● **WHAT THIS TASK INVOLVES**
Quote every line below exactly as it reads.
** start DATA SECTION **
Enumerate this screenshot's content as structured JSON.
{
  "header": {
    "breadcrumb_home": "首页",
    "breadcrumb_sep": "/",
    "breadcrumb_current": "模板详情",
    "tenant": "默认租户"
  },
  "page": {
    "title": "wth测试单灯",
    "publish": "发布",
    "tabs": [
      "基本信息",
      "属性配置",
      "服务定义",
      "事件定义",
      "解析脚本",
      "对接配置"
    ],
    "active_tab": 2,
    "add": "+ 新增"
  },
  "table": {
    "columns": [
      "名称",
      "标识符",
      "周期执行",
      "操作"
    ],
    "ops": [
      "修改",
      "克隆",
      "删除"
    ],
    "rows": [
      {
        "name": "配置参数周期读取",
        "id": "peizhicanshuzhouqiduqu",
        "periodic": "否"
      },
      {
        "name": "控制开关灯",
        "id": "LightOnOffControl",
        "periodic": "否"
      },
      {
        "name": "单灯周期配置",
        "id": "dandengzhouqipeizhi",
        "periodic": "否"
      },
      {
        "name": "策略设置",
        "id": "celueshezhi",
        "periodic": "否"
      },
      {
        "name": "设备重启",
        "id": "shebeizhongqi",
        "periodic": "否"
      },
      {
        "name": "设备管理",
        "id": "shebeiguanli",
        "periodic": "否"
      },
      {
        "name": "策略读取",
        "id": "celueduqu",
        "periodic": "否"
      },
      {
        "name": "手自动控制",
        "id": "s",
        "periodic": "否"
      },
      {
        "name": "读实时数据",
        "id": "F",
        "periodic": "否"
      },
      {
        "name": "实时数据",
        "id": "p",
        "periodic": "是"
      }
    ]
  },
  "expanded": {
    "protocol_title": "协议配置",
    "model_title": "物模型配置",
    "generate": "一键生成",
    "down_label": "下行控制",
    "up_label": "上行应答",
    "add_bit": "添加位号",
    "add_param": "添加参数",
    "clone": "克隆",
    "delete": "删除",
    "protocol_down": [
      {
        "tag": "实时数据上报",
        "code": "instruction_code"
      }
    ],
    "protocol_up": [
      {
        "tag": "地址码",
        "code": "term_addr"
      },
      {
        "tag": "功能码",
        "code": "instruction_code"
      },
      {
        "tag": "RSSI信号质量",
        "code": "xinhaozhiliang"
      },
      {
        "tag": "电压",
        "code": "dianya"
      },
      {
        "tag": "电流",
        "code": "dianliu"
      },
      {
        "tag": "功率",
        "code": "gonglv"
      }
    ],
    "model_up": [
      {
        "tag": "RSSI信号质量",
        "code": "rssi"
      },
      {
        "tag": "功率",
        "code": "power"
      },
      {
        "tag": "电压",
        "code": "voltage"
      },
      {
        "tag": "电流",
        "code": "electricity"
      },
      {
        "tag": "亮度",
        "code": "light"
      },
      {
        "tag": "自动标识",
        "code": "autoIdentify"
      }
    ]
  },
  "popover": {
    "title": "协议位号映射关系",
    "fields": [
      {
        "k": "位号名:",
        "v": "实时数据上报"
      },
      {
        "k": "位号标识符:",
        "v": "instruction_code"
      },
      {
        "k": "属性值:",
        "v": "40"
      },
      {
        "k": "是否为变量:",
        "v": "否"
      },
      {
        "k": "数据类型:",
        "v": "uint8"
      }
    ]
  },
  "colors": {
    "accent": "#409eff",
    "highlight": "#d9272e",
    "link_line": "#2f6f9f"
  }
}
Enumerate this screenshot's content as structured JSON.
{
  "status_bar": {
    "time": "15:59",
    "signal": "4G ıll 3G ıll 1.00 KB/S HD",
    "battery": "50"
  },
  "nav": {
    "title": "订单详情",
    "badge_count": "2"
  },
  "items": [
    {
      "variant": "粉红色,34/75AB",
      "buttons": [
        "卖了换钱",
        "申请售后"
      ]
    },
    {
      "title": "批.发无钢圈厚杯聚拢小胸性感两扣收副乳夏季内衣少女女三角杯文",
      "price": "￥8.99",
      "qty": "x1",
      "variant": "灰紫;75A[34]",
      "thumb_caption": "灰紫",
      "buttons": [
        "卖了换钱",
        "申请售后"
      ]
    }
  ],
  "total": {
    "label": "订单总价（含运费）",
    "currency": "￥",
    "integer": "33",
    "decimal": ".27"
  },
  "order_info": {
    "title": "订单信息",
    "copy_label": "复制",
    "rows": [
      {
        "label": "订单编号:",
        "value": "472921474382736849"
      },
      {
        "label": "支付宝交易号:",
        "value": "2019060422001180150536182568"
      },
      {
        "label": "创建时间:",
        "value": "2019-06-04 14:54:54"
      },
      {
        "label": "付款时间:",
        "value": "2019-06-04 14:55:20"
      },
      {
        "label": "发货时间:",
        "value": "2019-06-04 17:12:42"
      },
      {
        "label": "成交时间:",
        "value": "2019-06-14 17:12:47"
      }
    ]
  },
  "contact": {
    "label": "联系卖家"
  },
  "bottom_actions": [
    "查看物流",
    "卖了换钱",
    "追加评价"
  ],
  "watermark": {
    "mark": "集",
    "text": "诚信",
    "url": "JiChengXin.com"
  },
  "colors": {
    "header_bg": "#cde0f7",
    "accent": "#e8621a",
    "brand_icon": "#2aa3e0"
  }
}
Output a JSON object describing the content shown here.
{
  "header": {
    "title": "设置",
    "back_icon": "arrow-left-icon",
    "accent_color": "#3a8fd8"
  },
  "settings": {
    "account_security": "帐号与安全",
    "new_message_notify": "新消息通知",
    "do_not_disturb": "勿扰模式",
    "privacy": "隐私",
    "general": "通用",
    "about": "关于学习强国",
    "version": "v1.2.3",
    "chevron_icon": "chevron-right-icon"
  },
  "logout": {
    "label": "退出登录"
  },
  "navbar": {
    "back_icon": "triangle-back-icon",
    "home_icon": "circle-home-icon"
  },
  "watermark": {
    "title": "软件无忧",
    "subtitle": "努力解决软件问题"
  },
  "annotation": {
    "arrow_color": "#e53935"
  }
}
** end DATA SECTION **
● **COMPLETE ANSWER**
Enumerate this screenshot's content as structured JSON.
{
  "header": {
    "breadcrumb_home": "首页",
    "breadcrumb_sep": "/",
    "breadcrumb_current": "模板详情",
    "tenant": "默认租户"
  },
  "page": {
    "title": "wth测试单灯",
    "publish": "发布",
    "tabs": [
      "基本信息",
      "属性配置",
      "服务定义",
      "事件定义",
      "解析脚本",
      "对接配置"
    ],
    "active_tab": 2,
    "add": "+ 新增"
  },
  "table": {
    "columns": [
      "名称",
      "标识符",
      "周期执行",
      "操作"
    ],
    "ops": [
      "修改",
      "克隆",
      "删除"
    ],
    "rows": [
      {
        "name": "配置参数周期读取",
        "id": "peizhicanshuzhouqiduqu",
        "periodic": "否"
      },
      {
        "name": "控制开关灯",
        "id": "LightOnOffControl",
        "periodic": "否"
      },
      {
        "name": "单灯周期配置",
        "id": "dandengzhouqipeizhi",
        "periodic": "否"
      },
      {
        "name": "策略设置",
        "id": "celueshezhi",
        "periodic": "否"
      },
      {
        "name": "设备重启",
        "id": "shebeizhongqi",
        "periodic": "否"
      },
      {
        "name": "设备管理",
        "id": "shebeiguanli",
        "periodic": "否"
      },
      {
        "name": "策略读取",
        "id": "celueduqu",
        "periodic": "否"
      },
      {
        "name": "手自动控制",
        "id": "s",
        "periodic": "否"
      },
      {
        "name": "读实时数据",
        "id": "F",
        "periodic": "否"
      },
      {
        "name": "实时数据",
        "id": "p",
        "periodic": "是"
      }
    ]
  },
  "expanded": {
    "protocol_title": "协议配置",
    "model_title": "物模型配置",
    "generate": "一键生成",
    "down_label": "下行控制",
    "up_label": "上行应答",
    "add_bit": "添加位号",
    "add_param": "添加参数",
    "clone": "克隆",
    "delete": "删除",
    "protocol_down": [
      {
        "tag": "实时数据上报",
        "code": "instruction_code"
      }
    ],
    "protocol_up": [
      {
        "tag": "地址码",
        "code": "term_addr"
      },
      {
        "tag": "功能码",
        "code": "instruction_code"
      },
      {
        "tag": "RSSI信号质量",
        "code": "xinhaozhiliang"
      },
      {
        "tag": "电压",
        "code": "dianya"
      },
      {
        "tag": "电流",
        "code": "dianliu"
      },
      {
        "tag": "功率",
        "code": "gonglv"
      }
    ],
    "model_up": [
      {
        "tag": "RSSI信号质量",
        "code": "rssi"
      },
      {
        "tag": "功率",
        "code": "power"
      },
      {
        "tag": "电压",
        "code": "voltage"
      },
      {
        "tag": "电流",
        "code": "electricity"
      },
      {
        "tag": "亮度",
        "code": "light"
      },
      {
        "tag": "自动标识",
        "code": "autoIdentify"
      }
    ]
  },
  "popover": {
    "title": "协议位号映射关系",
    "fields": [
      {
        "k": "位号名:",
        "v": "实时数据上报"
      },
      {
        "k": "位号标识符:",
        "v": "instruction_code"
      },
      {
        "k": "属性值:",
        "v": "40"
      },
      {
        "k": "是否为变量:",
        "v": "否"
      },
      {
        "k": "数据类型:",
        "v": "uint8"
      }
    ]
  },
  "colors": {
    "accent": "#409eff",
    "highlight": "#d9272e",
    "link_line": "#2f6f9f"
  }
}
Enumerate this screenshot's content as structured JSON.
{
  "status_bar": {
    "time": "15:59",
    "signal": "4G ıll 3G ıll 1.00 KB/S HD",
    "battery": "50"
  },
  "nav": {
    "title": "订单详情",
    "badge_count": "2"
  },
  "items": [
    {
      "variant": "粉红色,34/75AB",
      "buttons": [
        "卖了换钱",
        "申请售后"
      ]
    },
    {
      "title": "批.发无钢圈厚杯聚拢小胸性感两扣收副乳夏季内衣少女女三角杯文",
      "price": "￥8.99",
      "qty": "x1",
      "variant": "灰紫;75A[34]",
      "thumb_caption": "灰紫",
      "buttons": [
        "卖了换钱",
        "申请售后"
      ]
    }
  ],
  "total": {
    "label": "订单总价（含运费）",
    "currency": "￥",
    "integer": "33",
    "decimal": ".27"
  },
  "order_info": {
    "title": "订单信息",
    "copy_label": "复制",
    "rows": [
      {
        "label": "订单编号:",
        "value": "472921474382736849"
      },
      {
        "label": "支付宝交易号:",
        "value": "2019060422001180150536182568"
      },
      {
        "label": "创建时间:",
        "value": "2019-06-04 14:54:54"
      },
      {
        "label": "付款时间:",
        "value": "2019-06-04 14:55:20"
      },
      {
        "label": "发货时间:",
        "value": "2019-06-04 17:12:42"
      },
      {
        "label": "成交时间:",
        "value": "2019-06-14 17:12:47"
      }
    ]
  },
  "contact": {
    "label": "联系卖家"
  },
  "bottom_actions": [
    "查看物流",
    "卖了换钱",
    "追加评价"
  ],
  "watermark": {
    "mark": "集",
    "text": "诚信",
    "url": "JiChengXin.com"
  },
  "colors": {
    "header_bg": "#cde0f7",
    "accent": "#e8621a",
    "brand_icon": "#2aa3e0"
  }
}
Output a JSON object describing the content shown here.
{
  "header": {
    "title": "设置",
    "back_icon": "arrow-left-icon",
    "accent_color": "#3a8fd8"
  },
  "settings": {
    "account_security": "帐号与安全",
    "new_message_notify": "新消息通知",
    "do_not_disturb": "勿扰模式",
    "privacy": "隐私",
    "general": "通用",
    "about": "关于学习强国",
    "version": "v1.2.3",
    "chevron_icon": "chevron-right-icon"
  },
  "logout": {
    "label": "退出登录"
  },
  "navbar": {
    "back_icon": "triangle-back-icon",
    "home_icon": "circle-home-icon"
  },
  "watermark": {
    "title": "软件无忧",
    "subtitle": "努力解决软件问题"
  },
  "annotation": {
    "arrow_color": "#e53935"
  }
}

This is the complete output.